Transcribe each line exactly.

· · · · · · ·

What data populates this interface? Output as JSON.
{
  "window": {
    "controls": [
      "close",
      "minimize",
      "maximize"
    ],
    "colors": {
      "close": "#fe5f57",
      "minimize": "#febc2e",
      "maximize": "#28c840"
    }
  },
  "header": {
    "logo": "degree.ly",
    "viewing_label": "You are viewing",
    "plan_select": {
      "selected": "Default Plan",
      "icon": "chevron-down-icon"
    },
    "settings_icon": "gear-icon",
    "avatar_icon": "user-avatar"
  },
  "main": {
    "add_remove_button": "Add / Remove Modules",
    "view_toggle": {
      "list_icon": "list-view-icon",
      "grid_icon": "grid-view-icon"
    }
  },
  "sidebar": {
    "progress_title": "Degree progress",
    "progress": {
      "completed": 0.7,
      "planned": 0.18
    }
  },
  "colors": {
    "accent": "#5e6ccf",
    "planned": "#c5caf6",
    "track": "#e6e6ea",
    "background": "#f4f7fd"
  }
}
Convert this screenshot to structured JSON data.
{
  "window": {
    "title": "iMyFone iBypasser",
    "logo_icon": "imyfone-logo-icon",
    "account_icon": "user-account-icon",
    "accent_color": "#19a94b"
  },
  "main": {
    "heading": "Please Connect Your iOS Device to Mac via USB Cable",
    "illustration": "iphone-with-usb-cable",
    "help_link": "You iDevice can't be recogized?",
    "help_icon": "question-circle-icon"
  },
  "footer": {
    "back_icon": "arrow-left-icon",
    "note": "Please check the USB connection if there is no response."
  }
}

· · · · · · ·

_Reply:_
What data populates this interface? Output as JSON.
{
  "window": {
    "controls": [
      "close",
      "minimize",
      "maximize"
    ],
    "colors": {
      "close": "#fe5f57",
      "minimize": "#febc2e",
      "maximize": "#28c840"
    }
  },
  "header": {
    "logo": "degree.ly",
    "viewing_label": "You are viewing",
    "plan_select": {
      "selected": "Default Plan",
      "icon": "chevron-down-icon"
    },
    "settings_icon": "gear-icon",
    "avatar_icon": "user-avatar"
  },
  "main": {
    "add_remove_button": "Add / Remove Modules",
    "view_toggle": {
      "list_icon": "list-view-icon",
      "grid_icon": "grid-view-icon"
    }
  },
  "sidebar": {
    "progress_title": "Degree progress",
    "progress": {
      "completed": 0.7,
      "planned": 0.18
    }
  },
  "colors": {
    "accent": "#5e6ccf",
    "planned": "#c5caf6",
    "track": "#e6e6ea",
    "background": "#f4f7fd"
  }
}
Convert this screenshot to structured JSON data.
{
  "window": {
    "title": "iMyFone iBypasser",
    "logo_icon": "imyfone-logo-icon",
    "account_icon": "user-account-icon",
    "accent_color": "#19a94b"
  },
  "main": {
    "heading": "Please Connect Your iOS Device to Mac via USB Cable",
    "illustration": "iphone-with-usb-cable",
    "help_link": "You iDevice can't be recogized?",
    "help_icon": "question-circle-icon"
  },
  "footer": {
    "back_icon": "arrow-left-icon",
    "note": "Please check the USB connection if there is no response."
  }
}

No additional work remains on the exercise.